THE TASK:
Repeat everything in the material exactly.

DATA ENTRIES:
-- start --

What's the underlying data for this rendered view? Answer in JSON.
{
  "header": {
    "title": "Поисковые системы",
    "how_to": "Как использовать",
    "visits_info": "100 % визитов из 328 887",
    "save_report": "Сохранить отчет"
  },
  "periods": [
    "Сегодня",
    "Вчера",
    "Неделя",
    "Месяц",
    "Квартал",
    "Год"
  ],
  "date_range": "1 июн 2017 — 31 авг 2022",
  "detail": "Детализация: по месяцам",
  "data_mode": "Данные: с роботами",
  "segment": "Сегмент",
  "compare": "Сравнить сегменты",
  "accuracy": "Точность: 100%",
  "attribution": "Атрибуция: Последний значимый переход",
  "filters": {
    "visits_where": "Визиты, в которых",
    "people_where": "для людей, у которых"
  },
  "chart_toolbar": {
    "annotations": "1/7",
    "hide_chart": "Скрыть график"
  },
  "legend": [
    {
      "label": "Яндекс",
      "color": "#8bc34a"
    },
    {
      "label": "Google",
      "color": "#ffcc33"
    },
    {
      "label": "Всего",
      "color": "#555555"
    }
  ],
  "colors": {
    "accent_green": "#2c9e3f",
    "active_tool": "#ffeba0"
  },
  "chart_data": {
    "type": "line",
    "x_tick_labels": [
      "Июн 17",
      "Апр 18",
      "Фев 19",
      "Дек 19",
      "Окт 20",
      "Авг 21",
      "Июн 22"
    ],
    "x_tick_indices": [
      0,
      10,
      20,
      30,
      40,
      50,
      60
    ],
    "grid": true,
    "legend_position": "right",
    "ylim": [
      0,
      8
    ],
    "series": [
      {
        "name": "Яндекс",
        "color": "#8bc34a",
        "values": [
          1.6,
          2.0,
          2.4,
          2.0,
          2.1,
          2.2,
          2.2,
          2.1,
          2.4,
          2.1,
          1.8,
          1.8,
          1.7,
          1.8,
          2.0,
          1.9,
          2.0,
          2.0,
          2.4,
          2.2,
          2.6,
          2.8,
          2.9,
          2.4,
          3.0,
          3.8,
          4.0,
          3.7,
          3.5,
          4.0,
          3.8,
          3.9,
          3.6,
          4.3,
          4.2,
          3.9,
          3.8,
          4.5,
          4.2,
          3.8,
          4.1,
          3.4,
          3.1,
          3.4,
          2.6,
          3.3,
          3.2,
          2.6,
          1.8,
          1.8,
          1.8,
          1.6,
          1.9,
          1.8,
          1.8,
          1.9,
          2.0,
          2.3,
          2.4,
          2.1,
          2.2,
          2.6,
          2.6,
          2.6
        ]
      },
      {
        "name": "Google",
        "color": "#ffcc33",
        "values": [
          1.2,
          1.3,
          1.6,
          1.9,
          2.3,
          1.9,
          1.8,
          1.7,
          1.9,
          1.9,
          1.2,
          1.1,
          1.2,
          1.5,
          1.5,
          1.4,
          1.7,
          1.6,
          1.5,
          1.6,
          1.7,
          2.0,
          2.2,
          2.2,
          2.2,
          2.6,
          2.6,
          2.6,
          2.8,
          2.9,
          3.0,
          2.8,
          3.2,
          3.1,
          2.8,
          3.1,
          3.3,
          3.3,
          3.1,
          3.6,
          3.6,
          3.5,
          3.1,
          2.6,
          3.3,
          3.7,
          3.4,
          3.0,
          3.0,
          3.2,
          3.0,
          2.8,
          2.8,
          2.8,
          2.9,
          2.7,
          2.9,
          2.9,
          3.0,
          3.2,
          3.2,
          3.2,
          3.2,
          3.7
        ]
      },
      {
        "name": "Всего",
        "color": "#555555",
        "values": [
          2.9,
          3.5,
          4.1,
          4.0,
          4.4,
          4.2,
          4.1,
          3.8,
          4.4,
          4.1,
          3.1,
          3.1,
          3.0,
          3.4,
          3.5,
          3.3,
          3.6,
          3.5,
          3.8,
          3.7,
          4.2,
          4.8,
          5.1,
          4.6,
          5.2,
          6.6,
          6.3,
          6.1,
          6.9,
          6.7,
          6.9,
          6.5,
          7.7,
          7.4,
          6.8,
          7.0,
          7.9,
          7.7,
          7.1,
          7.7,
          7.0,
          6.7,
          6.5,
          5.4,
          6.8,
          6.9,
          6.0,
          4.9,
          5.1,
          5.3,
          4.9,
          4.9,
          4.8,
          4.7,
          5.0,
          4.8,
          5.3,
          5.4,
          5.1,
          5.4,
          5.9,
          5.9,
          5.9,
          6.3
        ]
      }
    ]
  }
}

-- end --

OUTPUT BELOW:
What's the underlying data for this rendered view? Answer in JSON.
{
  "header": {
    "title": "Поисковые системы",
    "how_to": "Как использовать",
    "visits_info": "100 % визитов из 328 887",
    "save_report": "Сохранить отчет"
  },
  "periods": [
    "Сегодня",
    "Вчера",
    "Неделя",
    "Месяц",
    "Квартал",
    "Год"
  ],
  "date_range": "1 июн 2017 — 31 авг 2022",
  "detail": "Детализация: по месяцам",
  "data_mode": "Данные: с роботами",
  "segment": "Сегмент",
  "compare": "Сравнить сегменты",
  "accuracy": "Точность: 100%",
  "attribution": "Атрибуция: Последний значимый переход",
  "filters": {
    "visits_where": "Визиты, в которых",
    "people_where": "для людей, у которых"
  },
  "chart_toolbar": {
    "annotations": "1/7",
    "hide_chart": "Скрыть график"
  },
  "legend": [
    {
      "label": "Яндекс",
      "color": "#8bc34a"
    },
    {
      "label": "Google",
      "color": "#ffcc33"
    },
    {
      "label": "Всего",
      "color": "#555555"
    }
  ],
  "colors": {
    "accent_green": "#2c9e3f",
    "active_tool": "#ffeba0"
  },
  "chart_data": {
    "type": "line",
    "x_tick_labels": [
      "Июн 17",
      "Апр 18",
      "Фев 19",
      "Дек 19",
      "Окт 20",
      "Авг 21",
      "Июн 22"
    ],
    "x_tick_indices": [
      0,
      10,
      20,
      30,
      40,
      50,
      60
    ],
    "grid": true,
    "legend_position": "right",
    "ylim": [
      0,
      8
    ],
    "series": [
      {
        "name": "Яндекс",
        "color": "#8bc34a",
        "values": [
          1.6,
          2.0,
          2.4,
          2.0,
          2.1,
          2.2,
          2.2,
          2.1,
          2.4,
          2.1,
          1.8,
          1.8,
          1.7,
          1.8,
          2.0,
          1.9,
          2.0,
          2.0,
          2.4,
          2.2,
          2.6,
          2.8,
          2.9,
          2.4,
          3.0,
          3.8,
          4.0,
          3.7,
          3.5,
          4.0,
          3.8,
          3.9,
          3.6,
          4.3,
          4.2,
          3.9,
          3.8,
          4.5,
          4.2,
          3.8,
          4.1,
          3.4,
          3.1,
          3.4,
          2.6,
          3.3,
          3.2,
          2.6,
          1.8,
          1.8,
          1.8,
          1.6,
          1.9,
          1.8,
          1.8,
          1.9,
          2.0,
          2.3,
          2.4,
          2.1,
          2.2,
          2.6,
          2.6,
          2.6
        ]
      },
      {
        "name": "Google",
        "color": "#ffcc33",
        "values": [
          1.2,
          1.3,
          1.6,
          1.9,
          2.3,
          1.9,
          1.8,
          1.7,
          1.9,
          1.9,
          1.2,
          1.1,
          1.2,
          1.5,
          1.5,
          1.4,
          1.7,
          1.6,
          1.5,
          1.6,
          1.7,
          2.0,
          2.2,
          2.2,
          2.2,
          2.6,
          2.6,
          2.6,
          2.8,
          2.9,
          3.0,
          2.8,
          3.2,
          3.1,
          2.8,
          3.1,
          3.3,
          3.3,
          3.1,
          3.6,
          3.6,
          3.5,
          3.1,
          2.6,
          3.3,
          3.7,
          3.4,
          3.0,
          3.0,
          3.2,
          3.0,
          2.8,
          2.8,
          2.8,
          2.9,
          2.7,
          2.9,
          2.9,
          3.0,
          3.2,
          3.2,
          3.2,
          3.2,
          3.7
        ]
      },
      {
        "name": "Всего",
        "color": "#555555",
        "values": [
          2.9,
          3.5,
          4.1,
          4.0,
          4.4,
          4.2,
          4.1,
          3.8,
          4.4,
          4.1,
          3.1,
          3.1,
          3.0,
          3.4,
          3.5,
          3.3,
          3.6,
          3.5,
          3.8,
          3.7,
          4.2,
          4.8,
          5.1,
          4.6,
          5.2,
          6.6,
          6.3,
          6.1,
          6.9,
          6.7,
          6.9,
          6.5,
          7.7,
          7.4,
          6.8,
          7.0,
          7.9,
          7.7,
          7.1,
          7.7,
          7.0,
          6.7,
          6.5,
          5.4,
          6.8,
          6.9,
          6.0,
          4.9,
          5.1,
          5.3,
          4.9,
          4.9,
          4.8,
          4.7,
          5.0,
          4.8,
          5.3,
          5.4,
          5.1,
          5.4,
          5.9,
          5.9,
          5.9,
          6.3
        ]
      }
    ]
  }
}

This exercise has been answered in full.